### What is needed
Repeat the material verbatim and drop the pictures.

### Material for the task
* * * * * * *
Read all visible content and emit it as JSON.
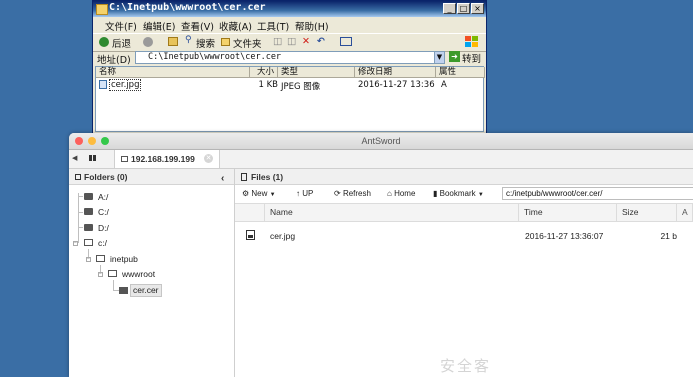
{
  "explorer": {
    "title": "C:\\Inetpub\\wwwroot\\cer.cer",
    "window_buttons": [
      "_",
      "□",
      "×"
    ],
    "menu": [
      "文件(F)",
      "编辑(E)",
      "查看(V)",
      "收藏(A)",
      "工具(T)",
      "帮助(H)"
    ],
    "toolbar": {
      "back": "后退",
      "search": "搜索",
      "folders": "文件夹"
    },
    "address_label": "地址(D)",
    "address_value": "C:\\Inetpub\\wwwroot\\cer.cer",
    "go_label": "转到",
    "columns": [
      "名称",
      "大小",
      "类型",
      "修改日期",
      "属性"
    ],
    "files": [
      {
        "name": "cer.jpg",
        "size": "1 KB",
        "type": "JPEG 图像",
        "modified": "2016-11-27 13:36",
        "attr": "A"
      }
    ]
  },
  "antsword": {
    "title": "AntSword",
    "tab_label": "192.168.199.199",
    "folders_header": "Folders (0)",
    "tree": [
      "A:/",
      "C:/",
      "D:/",
      "c:/",
      "inetpub",
      "wwwroot",
      "cer.cer"
    ],
    "files_header": "Files (1)",
    "toolbar": {
      "new": "New",
      "up": "UP",
      "refresh": "Refresh",
      "home": "Home",
      "bookmark": "Bookmark",
      "path": "c:/inetpub/wwwroot/cer.cer/"
    },
    "columns": [
      "Name",
      "Time",
      "Size"
    ],
    "files": [
      {
        "name": "cer.jpg",
        "time": "2016-11-27 13:36:07",
        "size": "21 b"
      }
    ]
  },
  "watermark": "安全客"
}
* * * * * * *
### Response to the exercise
Read all visible content and emit it as JSON.
{
  "explorer": {
    "title": "C:\\Inetpub\\wwwroot\\cer.cer",
    "window_buttons": [
      "_",
      "□",
      "×"
    ],
    "menu": [
      "文件(F)",
      "编辑(E)",
      "查看(V)",
      "收藏(A)",
      "工具(T)",
      "帮助(H)"
    ],
    "toolbar": {
      "back": "后退",
      "search": "搜索",
      "folders": "文件夹"
    },
    "address_label": "地址(D)",
    "address_value": "C:\\Inetpub\\wwwroot\\cer.cer",
    "go_label": "转到",
    "columns": [
      "名称",
      "大小",
      "类型",
      "修改日期",
      "属性"
    ],
    "files": [
      {
        "name": "cer.jpg",
        "size": "1 KB",
        "type": "JPEG 图像",
        "modified": "2016-11-27 13:36",
        "attr": "A"
      }
    ]
  },
  "antsword": {
    "title": "AntSword",
    "tab_label": "192.168.199.199",
    "folders_header": "Folders (0)",
    "tree": [
      "A:/",
      "C:/",
      "D:/",
      "c:/",
      "inetpub",
      "wwwroot",
      "cer.cer"
    ],
    "files_header": "Files (1)",
    "toolbar": {
      "new": "New",
      "up": "UP",
      "refresh": "Refresh",
      "home": "Home",
      "bookmark": "Bookmark",
      "path": "c:/inetpub/wwwroot/cer.cer/"
    },
    "columns": [
      "Name",
      "Time",
      "Size"
    ],
    "files": [
      {
        "name": "cer.jpg",
        "time": "2016-11-27 13:36:07",
        "size": "21 b"
      }
    ]
  },
  "watermark": "安全客"
}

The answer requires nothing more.